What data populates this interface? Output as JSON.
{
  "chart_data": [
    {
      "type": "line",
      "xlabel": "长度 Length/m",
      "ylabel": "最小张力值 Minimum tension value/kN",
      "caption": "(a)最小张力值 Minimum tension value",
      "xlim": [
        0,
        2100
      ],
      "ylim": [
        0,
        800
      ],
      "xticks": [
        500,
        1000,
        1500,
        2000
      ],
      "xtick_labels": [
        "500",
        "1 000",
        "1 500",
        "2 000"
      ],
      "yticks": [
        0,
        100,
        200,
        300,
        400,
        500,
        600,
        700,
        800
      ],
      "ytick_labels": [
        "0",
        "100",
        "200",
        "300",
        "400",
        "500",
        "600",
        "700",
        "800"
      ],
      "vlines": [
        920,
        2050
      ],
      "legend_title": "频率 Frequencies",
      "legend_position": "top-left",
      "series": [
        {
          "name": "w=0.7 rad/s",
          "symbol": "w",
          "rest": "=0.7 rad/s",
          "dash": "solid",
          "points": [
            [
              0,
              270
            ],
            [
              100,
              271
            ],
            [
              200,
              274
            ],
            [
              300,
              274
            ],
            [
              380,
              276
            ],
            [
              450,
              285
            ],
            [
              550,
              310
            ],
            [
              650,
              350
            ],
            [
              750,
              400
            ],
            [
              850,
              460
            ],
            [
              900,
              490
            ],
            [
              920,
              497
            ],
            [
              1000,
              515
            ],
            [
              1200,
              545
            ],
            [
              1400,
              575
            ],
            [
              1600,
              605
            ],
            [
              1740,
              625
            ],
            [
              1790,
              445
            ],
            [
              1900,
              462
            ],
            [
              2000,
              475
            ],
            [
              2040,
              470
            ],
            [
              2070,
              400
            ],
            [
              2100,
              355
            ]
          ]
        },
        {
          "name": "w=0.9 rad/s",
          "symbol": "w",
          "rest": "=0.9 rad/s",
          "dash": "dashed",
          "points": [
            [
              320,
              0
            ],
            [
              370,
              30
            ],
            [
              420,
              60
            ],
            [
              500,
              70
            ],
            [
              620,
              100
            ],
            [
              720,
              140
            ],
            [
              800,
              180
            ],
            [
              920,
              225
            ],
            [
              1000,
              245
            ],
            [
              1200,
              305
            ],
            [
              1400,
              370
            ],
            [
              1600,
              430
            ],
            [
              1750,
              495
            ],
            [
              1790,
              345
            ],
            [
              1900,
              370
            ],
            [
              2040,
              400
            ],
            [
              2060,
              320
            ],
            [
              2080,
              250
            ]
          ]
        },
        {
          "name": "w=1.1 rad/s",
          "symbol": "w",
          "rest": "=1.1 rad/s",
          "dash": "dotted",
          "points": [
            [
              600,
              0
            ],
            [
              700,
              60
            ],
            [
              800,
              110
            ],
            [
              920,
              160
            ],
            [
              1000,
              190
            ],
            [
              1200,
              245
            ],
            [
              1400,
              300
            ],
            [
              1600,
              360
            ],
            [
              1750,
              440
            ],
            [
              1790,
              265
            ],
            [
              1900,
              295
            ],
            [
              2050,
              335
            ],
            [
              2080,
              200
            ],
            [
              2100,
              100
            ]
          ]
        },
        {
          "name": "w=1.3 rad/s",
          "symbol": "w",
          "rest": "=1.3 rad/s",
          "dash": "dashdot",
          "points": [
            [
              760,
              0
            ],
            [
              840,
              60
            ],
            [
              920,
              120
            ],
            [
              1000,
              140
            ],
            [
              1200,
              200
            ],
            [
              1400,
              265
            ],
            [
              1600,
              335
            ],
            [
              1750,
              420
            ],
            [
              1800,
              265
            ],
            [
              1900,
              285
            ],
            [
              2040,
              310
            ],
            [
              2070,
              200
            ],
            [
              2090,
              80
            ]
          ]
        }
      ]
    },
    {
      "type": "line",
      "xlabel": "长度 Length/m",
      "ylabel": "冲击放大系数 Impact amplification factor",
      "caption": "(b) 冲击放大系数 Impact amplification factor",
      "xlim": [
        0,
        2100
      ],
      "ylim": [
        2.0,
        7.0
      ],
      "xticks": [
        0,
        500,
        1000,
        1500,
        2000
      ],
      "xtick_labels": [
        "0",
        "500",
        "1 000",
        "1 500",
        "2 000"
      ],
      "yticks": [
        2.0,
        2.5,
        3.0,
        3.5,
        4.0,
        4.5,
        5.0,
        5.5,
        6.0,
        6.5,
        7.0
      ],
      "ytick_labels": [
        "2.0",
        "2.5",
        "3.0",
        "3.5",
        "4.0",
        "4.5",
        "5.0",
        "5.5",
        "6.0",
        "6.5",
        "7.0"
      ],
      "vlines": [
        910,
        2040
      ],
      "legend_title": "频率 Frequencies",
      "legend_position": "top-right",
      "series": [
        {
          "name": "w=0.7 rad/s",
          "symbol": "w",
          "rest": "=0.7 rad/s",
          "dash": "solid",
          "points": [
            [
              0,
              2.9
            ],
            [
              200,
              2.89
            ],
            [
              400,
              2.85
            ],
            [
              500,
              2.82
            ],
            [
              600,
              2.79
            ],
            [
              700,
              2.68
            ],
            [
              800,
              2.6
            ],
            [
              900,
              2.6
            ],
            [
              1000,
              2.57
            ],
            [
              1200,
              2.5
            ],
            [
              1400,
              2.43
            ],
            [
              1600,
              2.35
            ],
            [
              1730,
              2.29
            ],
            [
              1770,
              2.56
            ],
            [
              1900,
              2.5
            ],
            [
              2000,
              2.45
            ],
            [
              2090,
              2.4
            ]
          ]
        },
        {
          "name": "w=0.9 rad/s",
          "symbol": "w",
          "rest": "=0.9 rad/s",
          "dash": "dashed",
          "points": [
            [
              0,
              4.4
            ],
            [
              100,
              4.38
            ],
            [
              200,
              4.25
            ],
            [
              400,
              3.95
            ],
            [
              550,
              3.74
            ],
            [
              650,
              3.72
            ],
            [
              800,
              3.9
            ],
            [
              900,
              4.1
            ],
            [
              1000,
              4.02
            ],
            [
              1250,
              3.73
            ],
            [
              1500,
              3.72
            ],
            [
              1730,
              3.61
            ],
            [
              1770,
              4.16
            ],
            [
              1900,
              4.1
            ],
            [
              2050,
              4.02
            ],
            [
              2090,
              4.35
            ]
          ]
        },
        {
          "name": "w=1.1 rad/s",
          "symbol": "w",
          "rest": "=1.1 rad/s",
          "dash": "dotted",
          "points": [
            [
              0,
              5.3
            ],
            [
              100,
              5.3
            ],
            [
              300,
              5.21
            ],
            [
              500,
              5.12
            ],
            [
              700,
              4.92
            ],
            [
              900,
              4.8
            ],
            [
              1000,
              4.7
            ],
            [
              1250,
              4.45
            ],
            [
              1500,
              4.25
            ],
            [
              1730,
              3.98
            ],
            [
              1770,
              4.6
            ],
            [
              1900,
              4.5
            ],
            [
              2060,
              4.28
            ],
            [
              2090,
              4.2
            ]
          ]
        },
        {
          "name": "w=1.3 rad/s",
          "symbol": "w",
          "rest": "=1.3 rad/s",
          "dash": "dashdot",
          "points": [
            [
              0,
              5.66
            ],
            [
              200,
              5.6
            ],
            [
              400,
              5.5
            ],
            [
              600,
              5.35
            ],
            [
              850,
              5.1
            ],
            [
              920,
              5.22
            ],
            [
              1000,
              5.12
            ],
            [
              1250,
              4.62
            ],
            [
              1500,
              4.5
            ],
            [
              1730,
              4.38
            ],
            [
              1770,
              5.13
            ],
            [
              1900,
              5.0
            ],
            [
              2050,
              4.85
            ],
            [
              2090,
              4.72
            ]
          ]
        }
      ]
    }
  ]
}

********

Stated goal: Go through the records and copy each line with "factor" in it.

Task answer:
      "ylabel": "冲击放大系数 Impact amplification factor",
      "caption": "(b) 冲击放大系数 Impact amplification factor",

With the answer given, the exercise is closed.